Task statement
State how many lines of the entries below hold the word "export"; reply with nothing but the number.

* BEGIN Supplied material *

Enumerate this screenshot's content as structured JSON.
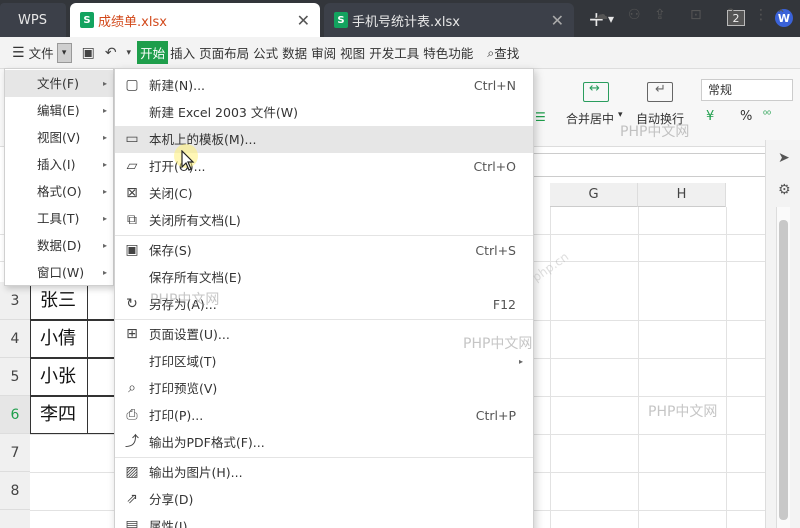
{
  "titlebar": {
    "tabs": [
      {
        "label": "WPS"
      },
      {
        "label": "成绩单.xlsx",
        "badge": "S"
      },
      {
        "label": "手机号统计表.xlsx",
        "badge": "S"
      }
    ],
    "close_glyph": "✕",
    "window_count": "2",
    "logo": "W"
  },
  "toolbar": {
    "menu_label": "文件",
    "ribbon_tabs": [
      "开始",
      "插入",
      "页面布局",
      "公式",
      "数据",
      "审阅",
      "视图",
      "开发工具",
      "特色功能"
    ],
    "find_label": "查找"
  },
  "ribbon": {
    "merge_center": "合并居中",
    "auto_wrap": "自动换行",
    "number_format": "常规",
    "currency_symbol": "¥",
    "percent_symbol": "%"
  },
  "sheet": {
    "columns": [
      "G",
      "H"
    ],
    "rows": [
      {
        "num": "3",
        "name": "张三"
      },
      {
        "num": "4",
        "name": "小倩"
      },
      {
        "num": "5",
        "name": "小张"
      },
      {
        "num": "6",
        "name": "李四"
      },
      {
        "num": "7",
        "name": ""
      },
      {
        "num": "8",
        "name": ""
      }
    ]
  },
  "file_menu": {
    "items": [
      {
        "label": "文件(F)"
      },
      {
        "label": "编辑(E)"
      },
      {
        "label": "视图(V)"
      },
      {
        "label": "插入(I)"
      },
      {
        "label": "格式(O)"
      },
      {
        "label": "工具(T)"
      },
      {
        "label": "数据(D)"
      },
      {
        "label": "窗口(W)"
      }
    ]
  },
  "submenu": {
    "items": [
      {
        "icon": "new-file-icon",
        "label": "新建(N)...",
        "shortcut": "Ctrl+N"
      },
      {
        "icon": "",
        "label": "新建 Excel 2003 文件(W)",
        "shortcut": ""
      },
      {
        "icon": "template-icon",
        "label": "本机上的模板(M)...",
        "shortcut": ""
      },
      {
        "icon": "open-folder-icon",
        "label": "打开(O)...",
        "shortcut": "Ctrl+O"
      },
      {
        "icon": "close-doc-icon",
        "label": "关闭(C)",
        "shortcut": ""
      },
      {
        "icon": "close-all-icon",
        "label": "关闭所有文档(L)",
        "shortcut": ""
      },
      {
        "icon": "save-icon",
        "label": "保存(S)",
        "shortcut": "Ctrl+S"
      },
      {
        "icon": "",
        "label": "保存所有文档(E)",
        "shortcut": ""
      },
      {
        "icon": "save-as-icon",
        "label": "另存为(A)...",
        "shortcut": "F12"
      },
      {
        "icon": "page-setup-icon",
        "label": "页面设置(U)...",
        "shortcut": ""
      },
      {
        "icon": "",
        "label": "打印区域(T)",
        "shortcut": ""
      },
      {
        "icon": "print-preview-icon",
        "label": "打印预览(V)",
        "shortcut": ""
      },
      {
        "icon": "print-icon",
        "label": "打印(P)...",
        "shortcut": "Ctrl+P"
      },
      {
        "icon": "pdf-export-icon",
        "label": "输出为PDF格式(F)...",
        "shortcut": ""
      },
      {
        "icon": "image-export-icon",
        "label": "输出为图片(H)...",
        "shortcut": ""
      },
      {
        "icon": "share-icon",
        "label": "分享(D)",
        "shortcut": ""
      },
      {
        "icon": "properties-icon",
        "label": "属性(I)",
        "shortcut": ""
      }
    ]
  },
  "watermarks": [
    "PHP中文网",
    "PHP中文网",
    "PHP中文网",
    "PHP中文网",
    "php.cn"
  ],
  "colors": {
    "accent_green": "#1e9e4b",
    "titlebar": "#33363b",
    "active_tab_text": "#d2491b"
  }
}
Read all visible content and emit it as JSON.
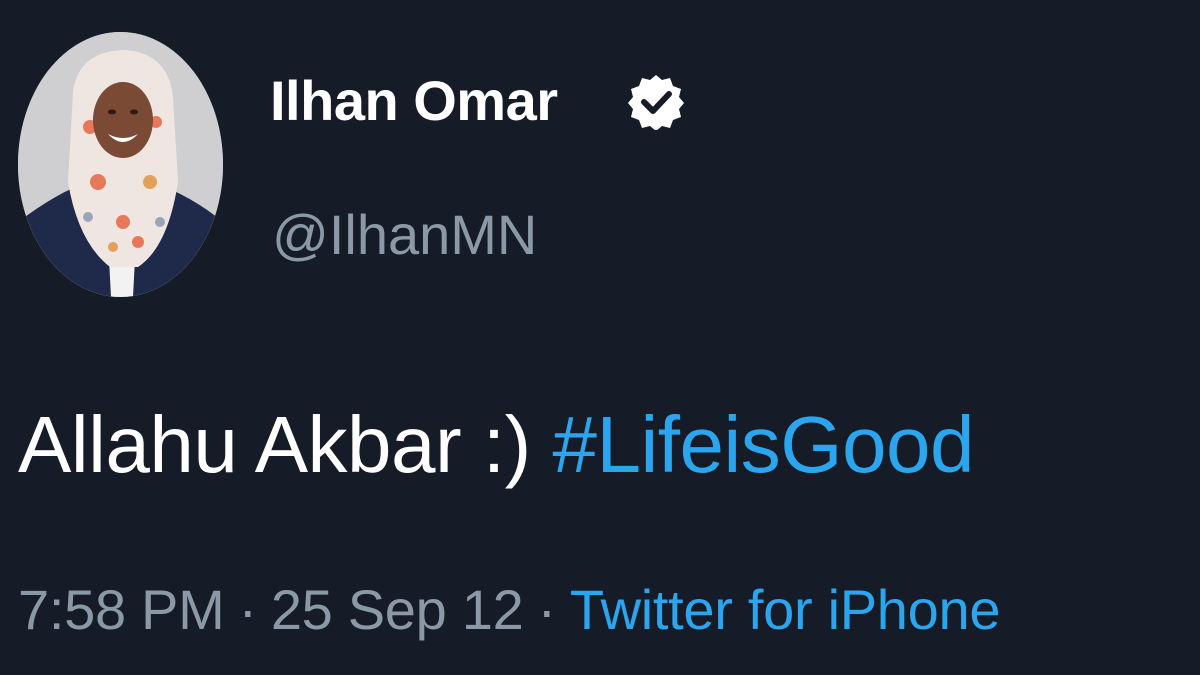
{
  "user": {
    "display_name": "Ilhan Omar",
    "handle": "@IlhanMN",
    "verified": true,
    "verified_icon": "verified-badge-icon",
    "avatar_icon": "profile-photo"
  },
  "tweet": {
    "text_plain": "Allahu Akbar :)",
    "hashtag": "#LifeisGood"
  },
  "meta": {
    "time": "7:58 PM",
    "separator": "·",
    "date": "25 Sep 12",
    "source": "Twitter for iPhone"
  },
  "colors": {
    "background": "#161c27",
    "name": "#ffffff",
    "secondary_text": "#8b98a6",
    "link": "#2aa5ee"
  }
}
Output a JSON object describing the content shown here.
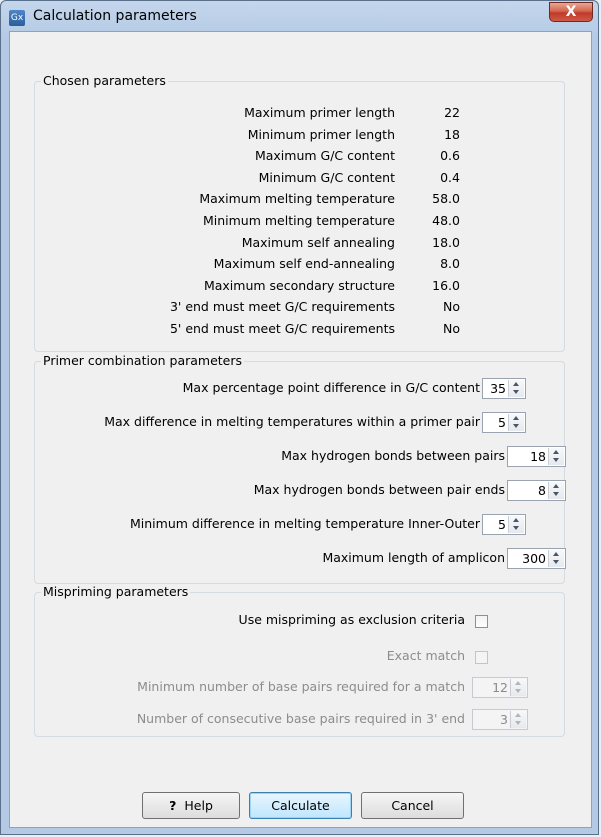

* END Supplied material *

Solution
2